__GIVEN EXERCISE__:
Copy each line below exactly and leave the pictures out.

INFORMATION PROVIDED start

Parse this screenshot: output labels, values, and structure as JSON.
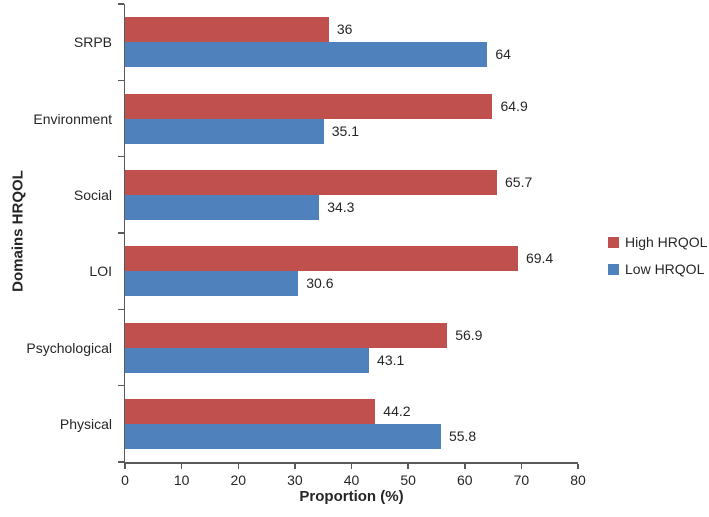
{
  "figure": {
    "background_color": "#ffffff",
    "axis_color": "#595959",
    "text_color": "#262626"
  },
  "chart_data": {
    "type": "bar",
    "orientation": "horizontal",
    "title": "",
    "xlabel": "Proportion (%)",
    "ylabel": "Domains HRQOL",
    "xlim": [
      0,
      80
    ],
    "xticks": [
      0,
      10,
      20,
      30,
      40,
      50,
      60,
      70,
      80
    ],
    "grid": false,
    "legend_position": "right",
    "categories": [
      "SRPB",
      "Environment",
      "Social",
      "LOI",
      "Psychological",
      "Physical"
    ],
    "series": [
      {
        "name": "High HRQOL",
        "color": "#C0504D",
        "values": [
          36,
          64.9,
          65.7,
          69.4,
          56.9,
          44.2
        ],
        "labels": [
          "36",
          "64.9",
          "65.7",
          "69.4",
          "56.9",
          "44.2"
        ]
      },
      {
        "name": "Low HRQOL",
        "color": "#4F81BD",
        "values": [
          64,
          35.1,
          34.3,
          30.6,
          43.1,
          55.8
        ],
        "labels": [
          "64",
          "35.1",
          "34.3",
          "30.6",
          "43.1",
          "55.8"
        ]
      }
    ]
  }
}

INFORMATION PROVIDED end

__OUTPUT OF THE TASK__:
Parse this screenshot: output labels, values, and structure as JSON.
{
  "figure": {
    "background_color": "#ffffff",
    "axis_color": "#595959",
    "text_color": "#262626"
  },
  "chart_data": {
    "type": "bar",
    "orientation": "horizontal",
    "title": "",
    "xlabel": "Proportion (%)",
    "ylabel": "Domains HRQOL",
    "xlim": [
      0,
      80
    ],
    "xticks": [
      0,
      10,
      20,
      30,
      40,
      50,
      60,
      70,
      80
    ],
    "grid": false,
    "legend_position": "right",
    "categories": [
      "SRPB",
      "Environment",
      "Social",
      "LOI",
      "Psychological",
      "Physical"
    ],
    "series": [
      {
        "name": "High HRQOL",
        "color": "#C0504D",
        "values": [
          36,
          64.9,
          65.7,
          69.4,
          56.9,
          44.2
        ],
        "labels": [
          "36",
          "64.9",
          "65.7",
          "69.4",
          "56.9",
          "44.2"
        ]
      },
      {
        "name": "Low HRQOL",
        "color": "#4F81BD",
        "values": [
          64,
          35.1,
          34.3,
          30.6,
          43.1,
          55.8
        ],
        "labels": [
          "64",
          "35.1",
          "34.3",
          "30.6",
          "43.1",
          "55.8"
        ]
      }
    ]
  }
}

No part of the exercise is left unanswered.